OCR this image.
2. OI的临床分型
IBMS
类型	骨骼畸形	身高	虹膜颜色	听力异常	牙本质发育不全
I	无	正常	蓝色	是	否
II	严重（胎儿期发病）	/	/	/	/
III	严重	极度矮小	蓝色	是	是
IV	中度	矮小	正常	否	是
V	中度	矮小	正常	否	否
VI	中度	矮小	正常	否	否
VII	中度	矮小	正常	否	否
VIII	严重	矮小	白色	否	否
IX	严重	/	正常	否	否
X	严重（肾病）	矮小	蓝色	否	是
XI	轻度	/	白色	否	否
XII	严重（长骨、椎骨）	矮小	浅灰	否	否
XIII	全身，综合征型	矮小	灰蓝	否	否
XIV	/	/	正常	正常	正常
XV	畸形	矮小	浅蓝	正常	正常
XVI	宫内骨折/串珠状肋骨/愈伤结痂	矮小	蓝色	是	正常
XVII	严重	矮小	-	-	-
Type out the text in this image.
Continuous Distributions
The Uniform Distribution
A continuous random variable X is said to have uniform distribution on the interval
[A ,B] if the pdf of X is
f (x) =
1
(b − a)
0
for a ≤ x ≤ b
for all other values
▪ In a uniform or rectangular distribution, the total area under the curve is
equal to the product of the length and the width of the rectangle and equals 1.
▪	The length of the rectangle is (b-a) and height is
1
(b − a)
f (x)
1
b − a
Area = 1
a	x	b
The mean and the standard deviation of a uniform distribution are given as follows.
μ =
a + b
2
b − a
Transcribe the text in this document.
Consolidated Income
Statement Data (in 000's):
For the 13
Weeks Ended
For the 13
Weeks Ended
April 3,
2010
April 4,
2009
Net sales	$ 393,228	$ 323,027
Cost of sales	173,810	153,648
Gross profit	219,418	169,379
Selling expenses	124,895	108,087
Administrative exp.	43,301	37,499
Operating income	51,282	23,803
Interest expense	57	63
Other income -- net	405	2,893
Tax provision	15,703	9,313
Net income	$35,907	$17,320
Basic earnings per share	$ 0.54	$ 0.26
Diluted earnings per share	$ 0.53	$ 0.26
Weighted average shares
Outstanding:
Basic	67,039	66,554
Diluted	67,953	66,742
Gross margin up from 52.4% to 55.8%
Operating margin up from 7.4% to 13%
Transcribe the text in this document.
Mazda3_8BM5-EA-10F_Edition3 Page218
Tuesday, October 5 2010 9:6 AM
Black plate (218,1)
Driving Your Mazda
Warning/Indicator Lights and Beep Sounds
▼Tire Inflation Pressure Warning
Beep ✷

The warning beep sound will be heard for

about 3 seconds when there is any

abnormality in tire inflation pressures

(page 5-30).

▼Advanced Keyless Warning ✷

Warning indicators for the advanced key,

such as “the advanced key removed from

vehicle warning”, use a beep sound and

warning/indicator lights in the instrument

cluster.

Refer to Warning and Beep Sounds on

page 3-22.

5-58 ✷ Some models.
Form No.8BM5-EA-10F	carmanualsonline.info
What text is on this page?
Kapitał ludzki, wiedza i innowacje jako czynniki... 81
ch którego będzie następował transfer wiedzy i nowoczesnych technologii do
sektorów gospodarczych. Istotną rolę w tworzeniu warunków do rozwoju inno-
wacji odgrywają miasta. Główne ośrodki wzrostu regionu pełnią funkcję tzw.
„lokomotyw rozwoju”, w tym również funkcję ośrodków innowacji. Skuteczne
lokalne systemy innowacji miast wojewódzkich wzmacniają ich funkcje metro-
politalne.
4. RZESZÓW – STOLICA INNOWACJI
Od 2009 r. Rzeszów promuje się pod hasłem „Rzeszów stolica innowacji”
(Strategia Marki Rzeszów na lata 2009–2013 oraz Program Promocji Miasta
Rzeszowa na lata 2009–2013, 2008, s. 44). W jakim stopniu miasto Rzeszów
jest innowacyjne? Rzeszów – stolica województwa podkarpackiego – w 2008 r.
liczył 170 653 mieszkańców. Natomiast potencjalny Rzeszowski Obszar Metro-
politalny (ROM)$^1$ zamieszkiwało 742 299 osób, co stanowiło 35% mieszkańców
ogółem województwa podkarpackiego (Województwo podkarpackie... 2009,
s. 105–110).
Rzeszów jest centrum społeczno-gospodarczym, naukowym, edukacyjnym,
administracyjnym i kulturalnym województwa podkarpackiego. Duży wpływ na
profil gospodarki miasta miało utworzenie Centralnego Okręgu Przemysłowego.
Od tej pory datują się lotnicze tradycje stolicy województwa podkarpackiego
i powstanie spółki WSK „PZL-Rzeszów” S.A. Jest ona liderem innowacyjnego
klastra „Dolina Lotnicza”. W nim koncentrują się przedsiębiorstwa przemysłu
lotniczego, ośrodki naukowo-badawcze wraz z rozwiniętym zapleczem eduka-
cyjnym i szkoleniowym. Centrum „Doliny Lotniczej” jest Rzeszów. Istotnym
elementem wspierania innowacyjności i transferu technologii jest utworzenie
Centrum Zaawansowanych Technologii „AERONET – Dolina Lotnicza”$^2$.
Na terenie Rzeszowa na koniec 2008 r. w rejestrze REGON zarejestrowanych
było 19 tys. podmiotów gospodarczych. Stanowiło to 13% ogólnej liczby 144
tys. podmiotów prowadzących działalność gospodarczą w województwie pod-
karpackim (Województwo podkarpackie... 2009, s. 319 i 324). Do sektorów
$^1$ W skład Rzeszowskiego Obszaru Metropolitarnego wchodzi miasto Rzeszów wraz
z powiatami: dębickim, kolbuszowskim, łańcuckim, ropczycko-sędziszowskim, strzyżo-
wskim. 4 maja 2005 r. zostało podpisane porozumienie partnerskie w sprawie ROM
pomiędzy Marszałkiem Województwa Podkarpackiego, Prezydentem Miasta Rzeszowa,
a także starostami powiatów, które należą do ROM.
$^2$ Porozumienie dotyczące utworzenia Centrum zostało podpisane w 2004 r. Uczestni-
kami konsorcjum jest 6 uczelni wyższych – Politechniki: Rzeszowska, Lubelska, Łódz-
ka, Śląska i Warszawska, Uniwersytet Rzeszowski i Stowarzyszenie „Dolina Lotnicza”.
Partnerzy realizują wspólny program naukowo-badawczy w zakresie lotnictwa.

────────────────────────────────────────

### TASK PROMPT
Return the material in full, exactly as shown.

### WRITTEN REPLY
OCR this image.
2. OI的临床分型
IBMS
类型	骨骼畸形	身高	虹膜颜色	听力异常	牙本质发育不全
I	无	正常	蓝色	是	否
II	严重（胎儿期发病）	/	/	/	/
III	严重	极度矮小	蓝色	是	是
IV	中度	矮小	正常	否	是
V	中度	矮小	正常	否	否
VI	中度	矮小	正常	否	否
VII	中度	矮小	正常	否	否
VIII	严重	矮小	白色	否	否
IX	严重	/	正常	否	否
X	严重（肾病）	矮小	蓝色	否	是
XI	轻度	/	白色	否	否
XII	严重（长骨、椎骨）	矮小	浅灰	否	否
XIII	全身，综合征型	矮小	灰蓝	否	否
XIV	/	/	正常	正常	正常
XV	畸形	矮小	浅蓝	正常	正常
XVI	宫内骨折/串珠状肋骨/愈伤结痂	矮小	蓝色	是	正常
XVII	严重	矮小	-	-	-
Type out the text in this image.
Continuous Distributions
The Uniform Distribution
A continuous random variable X is said to have uniform distribution on the interval
[A ,B] if the pdf of X is
f (x) =
1
(b − a)
0
for a ≤ x ≤ b
for all other values
▪ In a uniform or rectangular distribution, the total area under the curve is
equal to the product of the length and the width of the rectangle and equals 1.
▪	The length of the rectangle is (b-a) and height is
1
(b − a)
f (x)
1
b − a
Area = 1
a	x	b
The mean and the standard deviation of a uniform distribution are given as follows.
μ =
a + b
2
b − a
Transcribe the text in this document.
Consolidated Income
Statement Data (in 000's):
For the 13
Weeks Ended
For the 13
Weeks Ended
April 3,
2010
April 4,
2009
Net sales	$ 393,228	$ 323,027
Cost of sales	173,810	153,648
Gross profit	219,418	169,379
Selling expenses	124,895	108,087
Administrative exp.	43,301	37,499
Operating income	51,282	23,803
Interest expense	57	63
Other income -- net	405	2,893
Tax provision	15,703	9,313
Net income	$35,907	$17,320
Basic earnings per share	$ 0.54	$ 0.26
Diluted earnings per share	$ 0.53	$ 0.26
Weighted average shares
Outstanding:
Basic	67,039	66,554
Diluted	67,953	66,742
Gross margin up from 52.4% to 55.8%
Operating margin up from 7.4% to 13%
Transcribe the text in this document.
Mazda3_8BM5-EA-10F_Edition3 Page218
Tuesday, October 5 2010 9:6 AM
Black plate (218,1)
Driving Your Mazda
Warning/Indicator Lights and Beep Sounds
▼Tire Inflation Pressure Warning
Beep ✷

The warning beep sound will be heard for

about 3 seconds when there is any

abnormality in tire inflation pressures

(page 5-30).

▼Advanced Keyless Warning ✷

Warning indicators for the advanced key,

such as “the advanced key removed from

vehicle warning”, use a beep sound and

warning/indicator lights in the instrument

cluster.

Refer to Warning and Beep Sounds on

page 3-22.

5-58 ✷ Some models.
Form No.8BM5-EA-10F	carmanualsonline.info
What text is on this page?
Kapitał ludzki, wiedza i innowacje jako czynniki... 81
ch którego będzie następował transfer wiedzy i nowoczesnych technologii do
sektorów gospodarczych. Istotną rolę w tworzeniu warunków do rozwoju inno-
wacji odgrywają miasta. Główne ośrodki wzrostu regionu pełnią funkcję tzw.
„lokomotyw rozwoju”, w tym również funkcję ośrodków innowacji. Skuteczne
lokalne systemy innowacji miast wojewódzkich wzmacniają ich funkcje metro-
politalne.
4. RZESZÓW – STOLICA INNOWACJI
Od 2009 r. Rzeszów promuje się pod hasłem „Rzeszów stolica innowacji”
(Strategia Marki Rzeszów na lata 2009–2013 oraz Program Promocji Miasta
Rzeszowa na lata 2009–2013, 2008, s. 44). W jakim stopniu miasto Rzeszów
jest innowacyjne? Rzeszów – stolica województwa podkarpackiego – w 2008 r.
liczył 170 653 mieszkańców. Natomiast potencjalny Rzeszowski Obszar Metro-
politalny (ROM)$^1$ zamieszkiwało 742 299 osób, co stanowiło 35% mieszkańców
ogółem województwa podkarpackiego (Województwo podkarpackie... 2009,
s. 105–110).
Rzeszów jest centrum społeczno-gospodarczym, naukowym, edukacyjnym,
administracyjnym i kulturalnym województwa podkarpackiego. Duży wpływ na
profil gospodarki miasta miało utworzenie Centralnego Okręgu Przemysłowego.
Od tej pory datują się lotnicze tradycje stolicy województwa podkarpackiego
i powstanie spółki WSK „PZL-Rzeszów” S.A. Jest ona liderem innowacyjnego
klastra „Dolina Lotnicza”. W nim koncentrują się przedsiębiorstwa przemysłu
lotniczego, ośrodki naukowo-badawcze wraz z rozwiniętym zapleczem eduka-
cyjnym i szkoleniowym. Centrum „Doliny Lotniczej” jest Rzeszów. Istotnym
elementem wspierania innowacyjności i transferu technologii jest utworzenie
Centrum Zaawansowanych Technologii „AERONET – Dolina Lotnicza”$^2$.
Na terenie Rzeszowa na koniec 2008 r. w rejestrze REGON zarejestrowanych
było 19 tys. podmiotów gospodarczych. Stanowiło to 13% ogólnej liczby 144
tys. podmiotów prowadzących działalność gospodarczą w województwie pod-
karpackim (Województwo podkarpackie... 2009, s. 319 i 324). Do sektorów
$^1$ W skład Rzeszowskiego Obszaru Metropolitarnego wchodzi miasto Rzeszów wraz
z powiatami: dębickim, kolbuszowskim, łańcuckim, ropczycko-sędziszowskim, strzyżo-
wskim. 4 maja 2005 r. zostało podpisane porozumienie partnerskie w sprawie ROM
pomiędzy Marszałkiem Województwa Podkarpackiego, Prezydentem Miasta Rzeszowa,
a także starostami powiatów, które należą do ROM.
$^2$ Porozumienie dotyczące utworzenia Centrum zostało podpisane w 2004 r. Uczestni-
kami konsorcjum jest 6 uczelni wyższych – Politechniki: Rzeszowska, Lubelska, Łódz-
ka, Śląska i Warszawska, Uniwersytet Rzeszowski i Stowarzyszenie „Dolina Lotnicza”.
Partnerzy realizują wspólny program naukowo-badawczy w zakresie lotnictwa.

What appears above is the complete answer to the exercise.